## WHAT IS EXPECTED:
Identify the lines holding "breakdown" and copy them.

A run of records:
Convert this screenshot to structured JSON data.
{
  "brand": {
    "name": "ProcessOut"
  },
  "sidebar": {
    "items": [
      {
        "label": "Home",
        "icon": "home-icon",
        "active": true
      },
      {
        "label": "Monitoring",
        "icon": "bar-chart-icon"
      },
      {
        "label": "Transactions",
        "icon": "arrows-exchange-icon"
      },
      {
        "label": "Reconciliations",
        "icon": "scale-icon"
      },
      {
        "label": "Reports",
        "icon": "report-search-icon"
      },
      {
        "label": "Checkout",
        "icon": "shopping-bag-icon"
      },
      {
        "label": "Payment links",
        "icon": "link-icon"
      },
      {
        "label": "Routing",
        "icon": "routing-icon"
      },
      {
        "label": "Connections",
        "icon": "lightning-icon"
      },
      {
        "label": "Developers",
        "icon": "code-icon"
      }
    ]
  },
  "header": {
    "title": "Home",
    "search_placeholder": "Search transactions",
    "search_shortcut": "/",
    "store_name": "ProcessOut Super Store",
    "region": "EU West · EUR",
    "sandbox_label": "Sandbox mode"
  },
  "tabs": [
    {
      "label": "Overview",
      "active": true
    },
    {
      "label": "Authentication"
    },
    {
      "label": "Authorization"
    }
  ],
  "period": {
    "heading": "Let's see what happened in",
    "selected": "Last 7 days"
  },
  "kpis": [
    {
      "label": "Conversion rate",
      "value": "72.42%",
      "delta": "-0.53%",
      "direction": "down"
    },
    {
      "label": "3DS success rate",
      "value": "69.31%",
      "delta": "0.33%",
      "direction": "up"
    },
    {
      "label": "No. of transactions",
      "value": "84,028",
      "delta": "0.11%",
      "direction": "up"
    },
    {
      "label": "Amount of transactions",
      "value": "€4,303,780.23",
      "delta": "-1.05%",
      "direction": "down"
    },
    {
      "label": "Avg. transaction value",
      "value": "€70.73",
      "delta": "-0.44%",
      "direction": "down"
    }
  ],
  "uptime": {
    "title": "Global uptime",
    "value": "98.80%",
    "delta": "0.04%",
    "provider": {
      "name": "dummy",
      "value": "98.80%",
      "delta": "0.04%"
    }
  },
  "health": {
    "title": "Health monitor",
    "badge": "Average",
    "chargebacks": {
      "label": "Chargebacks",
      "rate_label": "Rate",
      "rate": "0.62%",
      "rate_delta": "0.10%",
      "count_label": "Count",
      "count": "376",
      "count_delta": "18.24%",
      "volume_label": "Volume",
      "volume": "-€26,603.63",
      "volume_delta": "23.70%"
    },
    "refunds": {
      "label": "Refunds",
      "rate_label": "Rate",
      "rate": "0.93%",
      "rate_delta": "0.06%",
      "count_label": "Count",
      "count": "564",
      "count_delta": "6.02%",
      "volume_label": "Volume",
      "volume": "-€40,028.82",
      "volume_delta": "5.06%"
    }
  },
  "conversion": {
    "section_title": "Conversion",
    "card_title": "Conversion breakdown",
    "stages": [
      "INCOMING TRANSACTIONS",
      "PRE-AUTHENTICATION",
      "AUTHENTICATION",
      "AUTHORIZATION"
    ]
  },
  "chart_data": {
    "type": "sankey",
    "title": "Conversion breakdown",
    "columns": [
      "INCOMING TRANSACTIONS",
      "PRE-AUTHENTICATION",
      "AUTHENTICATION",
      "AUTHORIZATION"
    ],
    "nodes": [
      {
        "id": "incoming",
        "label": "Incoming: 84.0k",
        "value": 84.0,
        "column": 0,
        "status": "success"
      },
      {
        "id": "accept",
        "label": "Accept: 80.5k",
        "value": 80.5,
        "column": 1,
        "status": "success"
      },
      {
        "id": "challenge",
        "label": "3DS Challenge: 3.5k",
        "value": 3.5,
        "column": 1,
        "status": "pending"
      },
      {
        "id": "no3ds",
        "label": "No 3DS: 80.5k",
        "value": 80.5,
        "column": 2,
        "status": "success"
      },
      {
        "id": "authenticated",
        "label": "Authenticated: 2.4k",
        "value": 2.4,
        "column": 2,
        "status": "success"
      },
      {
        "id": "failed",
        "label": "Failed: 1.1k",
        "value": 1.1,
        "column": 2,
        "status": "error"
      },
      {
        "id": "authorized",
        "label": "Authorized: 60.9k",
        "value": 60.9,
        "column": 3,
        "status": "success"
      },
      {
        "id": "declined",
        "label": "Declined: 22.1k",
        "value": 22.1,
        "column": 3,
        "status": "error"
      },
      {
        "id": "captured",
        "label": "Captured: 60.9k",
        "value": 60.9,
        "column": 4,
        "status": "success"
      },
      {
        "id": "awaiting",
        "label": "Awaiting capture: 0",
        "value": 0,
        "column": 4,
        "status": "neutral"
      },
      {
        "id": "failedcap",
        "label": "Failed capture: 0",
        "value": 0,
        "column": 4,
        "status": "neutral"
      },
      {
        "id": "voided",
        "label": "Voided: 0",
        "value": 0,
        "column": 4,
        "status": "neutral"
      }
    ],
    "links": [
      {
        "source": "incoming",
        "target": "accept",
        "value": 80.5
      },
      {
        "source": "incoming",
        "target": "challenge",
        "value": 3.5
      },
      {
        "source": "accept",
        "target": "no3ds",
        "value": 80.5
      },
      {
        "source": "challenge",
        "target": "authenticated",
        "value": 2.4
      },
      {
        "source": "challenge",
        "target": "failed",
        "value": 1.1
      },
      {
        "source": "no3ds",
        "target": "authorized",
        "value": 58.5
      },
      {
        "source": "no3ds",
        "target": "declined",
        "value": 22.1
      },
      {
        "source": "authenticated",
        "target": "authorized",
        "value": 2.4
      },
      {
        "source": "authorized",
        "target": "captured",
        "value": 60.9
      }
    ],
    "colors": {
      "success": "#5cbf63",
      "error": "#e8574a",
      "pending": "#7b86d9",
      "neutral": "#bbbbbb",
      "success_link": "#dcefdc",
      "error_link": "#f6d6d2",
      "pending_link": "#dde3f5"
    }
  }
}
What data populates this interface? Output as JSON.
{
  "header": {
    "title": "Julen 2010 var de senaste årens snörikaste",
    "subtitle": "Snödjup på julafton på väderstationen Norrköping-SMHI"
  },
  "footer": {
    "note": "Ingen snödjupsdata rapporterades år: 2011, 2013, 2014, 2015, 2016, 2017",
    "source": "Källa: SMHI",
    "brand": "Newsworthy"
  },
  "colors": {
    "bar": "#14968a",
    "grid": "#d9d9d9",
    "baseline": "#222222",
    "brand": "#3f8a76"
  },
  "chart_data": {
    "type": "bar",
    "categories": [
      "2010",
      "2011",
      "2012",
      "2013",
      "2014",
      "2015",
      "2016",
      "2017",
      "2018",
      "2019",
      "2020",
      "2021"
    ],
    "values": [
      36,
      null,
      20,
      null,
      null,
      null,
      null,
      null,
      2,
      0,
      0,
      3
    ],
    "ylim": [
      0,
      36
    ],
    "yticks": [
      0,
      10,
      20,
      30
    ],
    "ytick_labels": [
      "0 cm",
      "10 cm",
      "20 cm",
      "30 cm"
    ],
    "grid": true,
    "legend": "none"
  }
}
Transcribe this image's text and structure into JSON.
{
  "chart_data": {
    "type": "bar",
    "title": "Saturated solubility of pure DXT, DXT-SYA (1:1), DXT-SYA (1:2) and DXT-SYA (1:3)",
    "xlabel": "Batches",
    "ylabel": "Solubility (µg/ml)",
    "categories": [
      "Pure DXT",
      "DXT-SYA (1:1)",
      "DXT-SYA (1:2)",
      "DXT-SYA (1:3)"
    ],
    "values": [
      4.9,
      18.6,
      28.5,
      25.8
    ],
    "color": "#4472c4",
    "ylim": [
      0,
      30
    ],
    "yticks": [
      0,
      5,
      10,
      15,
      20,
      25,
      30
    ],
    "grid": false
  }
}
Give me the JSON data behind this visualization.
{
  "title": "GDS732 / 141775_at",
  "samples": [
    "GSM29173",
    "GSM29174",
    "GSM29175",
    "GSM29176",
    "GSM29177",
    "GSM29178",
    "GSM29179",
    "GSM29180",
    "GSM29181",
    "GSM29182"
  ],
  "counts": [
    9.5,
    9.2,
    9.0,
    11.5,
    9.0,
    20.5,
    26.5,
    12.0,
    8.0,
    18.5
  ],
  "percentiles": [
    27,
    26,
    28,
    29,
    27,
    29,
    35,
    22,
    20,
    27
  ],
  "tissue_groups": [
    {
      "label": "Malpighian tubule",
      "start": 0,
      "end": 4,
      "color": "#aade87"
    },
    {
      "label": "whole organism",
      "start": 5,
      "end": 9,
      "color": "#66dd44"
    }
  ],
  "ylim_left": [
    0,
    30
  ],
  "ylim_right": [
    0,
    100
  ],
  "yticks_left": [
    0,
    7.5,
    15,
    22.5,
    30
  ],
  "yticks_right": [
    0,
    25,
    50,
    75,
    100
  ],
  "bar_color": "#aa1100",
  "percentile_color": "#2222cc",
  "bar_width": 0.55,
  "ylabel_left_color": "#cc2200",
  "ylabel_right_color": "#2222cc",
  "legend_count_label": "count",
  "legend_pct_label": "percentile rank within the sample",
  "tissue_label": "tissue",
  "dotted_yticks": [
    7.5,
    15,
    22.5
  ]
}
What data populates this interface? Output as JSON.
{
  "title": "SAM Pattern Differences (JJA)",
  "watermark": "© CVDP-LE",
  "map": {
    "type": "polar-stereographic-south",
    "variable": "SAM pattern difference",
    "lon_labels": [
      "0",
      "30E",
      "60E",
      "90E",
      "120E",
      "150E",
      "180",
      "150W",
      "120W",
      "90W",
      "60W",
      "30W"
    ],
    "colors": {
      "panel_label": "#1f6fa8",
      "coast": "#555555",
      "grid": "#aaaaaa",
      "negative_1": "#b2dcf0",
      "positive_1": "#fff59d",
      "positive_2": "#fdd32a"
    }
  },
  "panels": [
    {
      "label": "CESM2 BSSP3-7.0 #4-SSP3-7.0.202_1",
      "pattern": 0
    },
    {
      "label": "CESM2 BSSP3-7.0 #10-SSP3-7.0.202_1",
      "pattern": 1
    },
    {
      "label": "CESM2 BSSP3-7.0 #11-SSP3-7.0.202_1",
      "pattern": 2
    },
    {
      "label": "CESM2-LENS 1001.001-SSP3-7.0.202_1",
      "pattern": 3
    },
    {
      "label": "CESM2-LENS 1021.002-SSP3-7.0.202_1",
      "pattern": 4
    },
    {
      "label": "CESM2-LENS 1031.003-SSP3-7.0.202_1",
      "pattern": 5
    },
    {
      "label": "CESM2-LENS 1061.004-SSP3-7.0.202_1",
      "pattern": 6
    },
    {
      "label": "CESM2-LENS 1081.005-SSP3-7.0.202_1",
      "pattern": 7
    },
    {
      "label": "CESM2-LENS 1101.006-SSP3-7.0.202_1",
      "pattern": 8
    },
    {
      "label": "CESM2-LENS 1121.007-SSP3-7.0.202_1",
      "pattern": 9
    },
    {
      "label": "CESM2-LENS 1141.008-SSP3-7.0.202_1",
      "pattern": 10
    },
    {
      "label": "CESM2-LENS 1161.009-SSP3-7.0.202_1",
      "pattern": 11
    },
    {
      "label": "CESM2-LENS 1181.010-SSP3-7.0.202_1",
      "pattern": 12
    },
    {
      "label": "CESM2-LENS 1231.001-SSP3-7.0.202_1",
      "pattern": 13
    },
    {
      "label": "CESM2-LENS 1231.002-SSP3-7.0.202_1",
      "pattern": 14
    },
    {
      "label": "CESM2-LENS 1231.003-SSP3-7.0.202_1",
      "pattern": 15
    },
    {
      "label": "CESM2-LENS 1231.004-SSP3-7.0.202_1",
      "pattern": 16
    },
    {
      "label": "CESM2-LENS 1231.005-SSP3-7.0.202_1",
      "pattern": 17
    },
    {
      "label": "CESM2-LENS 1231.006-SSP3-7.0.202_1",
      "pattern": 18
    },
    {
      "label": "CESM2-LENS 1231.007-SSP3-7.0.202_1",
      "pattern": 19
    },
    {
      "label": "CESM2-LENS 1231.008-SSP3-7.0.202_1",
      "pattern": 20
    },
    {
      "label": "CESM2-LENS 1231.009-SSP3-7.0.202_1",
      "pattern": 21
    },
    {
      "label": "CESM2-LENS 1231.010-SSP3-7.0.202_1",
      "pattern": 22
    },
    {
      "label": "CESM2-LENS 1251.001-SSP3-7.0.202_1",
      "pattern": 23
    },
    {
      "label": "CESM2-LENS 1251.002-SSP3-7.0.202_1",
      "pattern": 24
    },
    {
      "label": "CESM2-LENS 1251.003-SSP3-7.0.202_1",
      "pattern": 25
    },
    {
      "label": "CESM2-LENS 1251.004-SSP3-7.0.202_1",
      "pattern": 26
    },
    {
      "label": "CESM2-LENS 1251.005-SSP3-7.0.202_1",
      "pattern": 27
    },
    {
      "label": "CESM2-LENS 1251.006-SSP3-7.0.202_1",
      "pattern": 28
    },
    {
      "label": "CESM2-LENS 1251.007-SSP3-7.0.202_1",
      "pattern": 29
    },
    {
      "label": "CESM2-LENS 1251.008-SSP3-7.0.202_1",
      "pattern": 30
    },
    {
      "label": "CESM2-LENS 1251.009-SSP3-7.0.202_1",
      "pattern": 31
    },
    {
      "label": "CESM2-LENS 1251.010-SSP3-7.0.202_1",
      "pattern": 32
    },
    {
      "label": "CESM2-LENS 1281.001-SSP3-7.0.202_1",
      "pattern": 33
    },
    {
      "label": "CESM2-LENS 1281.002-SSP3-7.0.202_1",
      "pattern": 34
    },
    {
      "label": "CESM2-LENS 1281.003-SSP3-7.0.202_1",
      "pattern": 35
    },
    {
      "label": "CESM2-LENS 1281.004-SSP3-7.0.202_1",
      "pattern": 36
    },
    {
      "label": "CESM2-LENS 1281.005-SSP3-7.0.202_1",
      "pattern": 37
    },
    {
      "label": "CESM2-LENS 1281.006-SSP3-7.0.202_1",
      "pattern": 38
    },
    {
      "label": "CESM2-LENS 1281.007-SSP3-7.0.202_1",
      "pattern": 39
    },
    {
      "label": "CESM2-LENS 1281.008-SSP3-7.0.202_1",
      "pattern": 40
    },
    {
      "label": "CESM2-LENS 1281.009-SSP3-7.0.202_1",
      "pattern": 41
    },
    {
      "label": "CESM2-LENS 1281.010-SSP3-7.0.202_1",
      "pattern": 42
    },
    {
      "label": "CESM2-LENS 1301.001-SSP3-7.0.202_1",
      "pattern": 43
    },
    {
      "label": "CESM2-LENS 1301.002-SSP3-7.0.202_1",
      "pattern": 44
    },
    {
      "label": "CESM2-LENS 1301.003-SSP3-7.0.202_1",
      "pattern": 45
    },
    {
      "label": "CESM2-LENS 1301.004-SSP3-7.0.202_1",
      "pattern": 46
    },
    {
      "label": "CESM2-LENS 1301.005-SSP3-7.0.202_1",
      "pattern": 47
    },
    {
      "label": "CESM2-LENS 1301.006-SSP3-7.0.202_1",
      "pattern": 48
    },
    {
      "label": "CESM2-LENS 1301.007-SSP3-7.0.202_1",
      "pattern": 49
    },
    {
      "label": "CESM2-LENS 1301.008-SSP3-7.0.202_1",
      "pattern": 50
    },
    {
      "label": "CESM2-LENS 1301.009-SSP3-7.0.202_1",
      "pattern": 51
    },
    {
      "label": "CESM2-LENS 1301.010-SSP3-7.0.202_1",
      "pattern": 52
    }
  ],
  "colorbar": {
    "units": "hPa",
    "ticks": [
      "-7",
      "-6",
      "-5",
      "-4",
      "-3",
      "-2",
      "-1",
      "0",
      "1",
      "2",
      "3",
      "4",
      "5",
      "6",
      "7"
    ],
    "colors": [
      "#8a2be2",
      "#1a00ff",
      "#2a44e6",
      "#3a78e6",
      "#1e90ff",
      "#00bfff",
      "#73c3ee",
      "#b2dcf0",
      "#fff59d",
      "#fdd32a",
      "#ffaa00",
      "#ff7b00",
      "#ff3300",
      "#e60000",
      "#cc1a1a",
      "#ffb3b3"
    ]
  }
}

## RESPONSE:
    "card_title": "Conversion breakdown",
    "title": "Conversion breakdown",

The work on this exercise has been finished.